Dalke Scientific Software: More science. Less time. Products
[ previous | next ]     /home/writings/diary/archive/2012/05/16/testing_hard_algorithms

Testing hard algorithms

I developed software to find a maximum common subgraph (MCS) given a set of molecules represented as a chemical graph. It's called fmcs. My previous three essays were about the background of the MCS problem, introducing fmcs, and an example of when MCS is used.

What I didn't describe was the mental effort it took to develop this program. This is the second time I've written code to find the multiple structure MCS, and both times it took a couple of months and put my head in a very strange place. You would think the second time is easier, but it means that I spent more time adding features and doing things that my first version couldn't begin to handle. (Did someone just mutter "second system effect"? Pshaw!)

This time too I had a better understanding of the development process. I think I know why it's so much harder than most of the software I develop. Back in the late 1990s, I almost never wrote automated tests, and never wrote an extensive test suite. Nowadays I'm pretty thorough, and use coverage-guided techniques to get good, extensive tests through some semi-permanent API layer that will allow me to refactor the internals without changing the tests.

Think about the problem for a moment. How would you write an algorithm to find the largest common subgraph between two graphs?

Take your time...

You probably came up with a graph walking algorithm which tries different match pairings and uses backtracking or lazy evaluation to search all of graph space. The more mathemtically inlined might have converted this into a maximum clique algorithm.

In both cases there are a lot of arbitrary decisions to make. Which pairings should you investiage first? Are there times when you can prune the search space?

There are a lot of heuristics, and some of them are only triggered under unusual circumstances, after a bunch of combinitorial possibilities. Outside of a few minor components, I couldn't figure out how to write unit tests for the code.

I ended up pushing most of the testing into validation testing of the complete software, which meant I wrote some 1,000+ lines of code without strong testing. Moreover, I used a new approach, so the algorithm I was working on doesn't have the track record of the standard clique-based or backtracking approaches.

So the stress I faced was a combination of not knowing if the algorithm would work, and not being able to develop enough test cases to provide some validation during the development.

As a rule of thumb, it's easiest to fix bugs which are caught early. Unit tests and evolutionary prototyping are two of the techniques that people use to tighten the feedback loop between specification, implementation, and valiation. I think my stress level is propotional to the size of the feedback loop.

What testing did I do?

I mean, I did have tests during development. I came up with a few examples by hand, I did a substructure search of a large data set and I verified that the MCS code found that substructure, but I know that's not enough tests. I know this because after six weeks of development and over 1000 lines of code, I spent another two weeks doing a large amount of post-development testing, and found several bugs.

I did most of my tests based on the ChEMBL data: random pairs of structures, the k=2, k=10, and k=100 nearest neighbors, the k<=100 neighbors with and similarities of at least 0.95, 0.9, and 0.8. I also did, at the end, test based on the ChEBI structure ontology.

What bugs did I find? I think it's educational to characterize a few of them.

Typo caught by an assertion check

One of the simplest bugs was a poorly formatted string. I used "%d" when I should have used ""%%%d". A bit of jargon for those in the know; I generate SMARTS strings for the intermedate subgraphs. If there are more than 9 open rings then the syntax goes from a single digit closure number to a closure number like "%10". I forgot to include the '%' for that case, and probably because the '%' was already there for the format string.

+--

> BRIEF A
In the essay on testing hard algorithms, how long did the post-development testing last?

[Records from a dataset]
+--

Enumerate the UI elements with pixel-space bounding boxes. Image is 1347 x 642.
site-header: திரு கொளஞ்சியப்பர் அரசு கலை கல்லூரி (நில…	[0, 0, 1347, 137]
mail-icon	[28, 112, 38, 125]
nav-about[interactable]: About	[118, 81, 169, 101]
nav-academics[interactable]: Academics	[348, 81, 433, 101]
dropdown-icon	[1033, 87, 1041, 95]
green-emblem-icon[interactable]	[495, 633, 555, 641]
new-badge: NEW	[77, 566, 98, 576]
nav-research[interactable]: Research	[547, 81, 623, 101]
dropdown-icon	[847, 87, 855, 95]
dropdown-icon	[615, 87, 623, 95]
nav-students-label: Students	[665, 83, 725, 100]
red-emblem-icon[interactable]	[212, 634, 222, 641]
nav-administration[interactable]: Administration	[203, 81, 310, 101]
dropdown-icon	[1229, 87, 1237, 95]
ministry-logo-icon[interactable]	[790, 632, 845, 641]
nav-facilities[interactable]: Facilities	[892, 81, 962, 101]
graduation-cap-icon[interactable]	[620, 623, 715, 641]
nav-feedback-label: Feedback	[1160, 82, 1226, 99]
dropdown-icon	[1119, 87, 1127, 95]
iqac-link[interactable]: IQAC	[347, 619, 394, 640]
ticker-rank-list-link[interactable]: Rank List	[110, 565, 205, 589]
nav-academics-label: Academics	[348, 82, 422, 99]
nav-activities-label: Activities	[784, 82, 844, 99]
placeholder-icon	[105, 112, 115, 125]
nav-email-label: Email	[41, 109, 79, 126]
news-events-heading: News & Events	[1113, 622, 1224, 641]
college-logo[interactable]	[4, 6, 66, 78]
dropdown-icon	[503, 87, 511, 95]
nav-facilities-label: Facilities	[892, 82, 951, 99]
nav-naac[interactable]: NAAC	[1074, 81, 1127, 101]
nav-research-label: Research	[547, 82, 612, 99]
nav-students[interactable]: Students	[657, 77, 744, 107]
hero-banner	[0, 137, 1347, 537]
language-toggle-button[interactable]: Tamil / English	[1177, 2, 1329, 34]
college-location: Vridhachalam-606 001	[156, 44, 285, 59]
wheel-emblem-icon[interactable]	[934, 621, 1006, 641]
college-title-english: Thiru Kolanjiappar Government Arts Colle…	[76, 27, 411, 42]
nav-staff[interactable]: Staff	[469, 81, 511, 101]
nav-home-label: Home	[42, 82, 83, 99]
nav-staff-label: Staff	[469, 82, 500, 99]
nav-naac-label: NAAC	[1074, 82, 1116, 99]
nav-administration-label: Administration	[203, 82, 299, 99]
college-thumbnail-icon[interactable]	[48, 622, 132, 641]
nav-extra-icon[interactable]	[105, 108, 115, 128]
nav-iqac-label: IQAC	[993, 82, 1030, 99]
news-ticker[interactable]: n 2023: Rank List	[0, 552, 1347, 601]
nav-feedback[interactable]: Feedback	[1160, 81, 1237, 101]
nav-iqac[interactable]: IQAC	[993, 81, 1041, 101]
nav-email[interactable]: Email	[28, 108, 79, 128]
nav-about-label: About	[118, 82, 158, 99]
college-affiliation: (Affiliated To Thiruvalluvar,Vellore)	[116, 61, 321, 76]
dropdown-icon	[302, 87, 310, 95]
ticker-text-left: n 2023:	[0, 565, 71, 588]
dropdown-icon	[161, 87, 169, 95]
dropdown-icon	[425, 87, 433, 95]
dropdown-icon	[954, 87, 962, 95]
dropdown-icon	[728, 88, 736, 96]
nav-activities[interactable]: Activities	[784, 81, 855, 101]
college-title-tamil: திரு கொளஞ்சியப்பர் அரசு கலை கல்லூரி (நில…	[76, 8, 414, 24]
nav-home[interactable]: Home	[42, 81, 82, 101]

+--

> BRIEF B
Switch "emblem" to "crest" in the listing lines running from the start of the listing through the line containing "566, 98, 576]", inclusive, and write out only those lines with nothing else changed.

> RESPONSE A
Two weeks.

> RESPONSE B
Enumerate the UI elements with pixel-space bounding boxes. Image is 1347 x 642.
site-header: திரு கொளஞ்சியப்பர் அரசு கலை கல்லூரி (நில…	[0, 0, 1347, 137]
mail-icon	[28, 112, 38, 125]
nav-about[interactable]: About	[118, 81, 169, 101]
nav-academics[interactable]: Academics	[348, 81, 433, 101]
dropdown-icon	[1033, 87, 1041, 95]
green-crest-icon[interactable]	[495, 633, 555, 641]
new-badge: NEW	[77, 566, 98, 576]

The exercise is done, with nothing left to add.